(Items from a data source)
--------------------------------

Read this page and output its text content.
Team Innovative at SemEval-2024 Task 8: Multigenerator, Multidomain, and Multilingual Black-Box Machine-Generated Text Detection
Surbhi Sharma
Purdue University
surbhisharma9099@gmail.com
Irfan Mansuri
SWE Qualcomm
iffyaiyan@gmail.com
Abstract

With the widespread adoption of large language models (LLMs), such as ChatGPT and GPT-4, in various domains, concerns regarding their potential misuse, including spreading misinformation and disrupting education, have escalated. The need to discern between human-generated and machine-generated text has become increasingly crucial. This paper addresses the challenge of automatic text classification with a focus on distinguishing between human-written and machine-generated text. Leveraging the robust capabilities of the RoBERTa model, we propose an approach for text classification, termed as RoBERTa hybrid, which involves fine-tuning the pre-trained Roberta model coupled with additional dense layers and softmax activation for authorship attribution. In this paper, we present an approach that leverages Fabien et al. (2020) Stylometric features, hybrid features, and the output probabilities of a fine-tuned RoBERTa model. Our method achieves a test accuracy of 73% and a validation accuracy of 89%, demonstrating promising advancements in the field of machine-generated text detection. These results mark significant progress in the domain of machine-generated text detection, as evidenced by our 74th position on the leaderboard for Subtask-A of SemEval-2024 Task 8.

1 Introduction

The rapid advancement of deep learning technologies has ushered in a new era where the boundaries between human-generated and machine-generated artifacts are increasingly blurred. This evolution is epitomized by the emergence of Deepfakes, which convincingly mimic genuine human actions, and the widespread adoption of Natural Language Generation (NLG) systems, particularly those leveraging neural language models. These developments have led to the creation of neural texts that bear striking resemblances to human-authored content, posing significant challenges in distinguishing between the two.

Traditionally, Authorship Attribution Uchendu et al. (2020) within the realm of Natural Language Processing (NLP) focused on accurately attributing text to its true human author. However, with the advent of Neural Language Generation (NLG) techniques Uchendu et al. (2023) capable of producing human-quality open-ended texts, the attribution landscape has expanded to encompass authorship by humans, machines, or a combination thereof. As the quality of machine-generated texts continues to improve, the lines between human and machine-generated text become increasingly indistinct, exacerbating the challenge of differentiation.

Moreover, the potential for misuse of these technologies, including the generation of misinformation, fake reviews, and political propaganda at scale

--------------------------------

-- Prompt --
How many lines in the listing above contain "gmail"? Answer with the number alone.

-- Expected answer --
2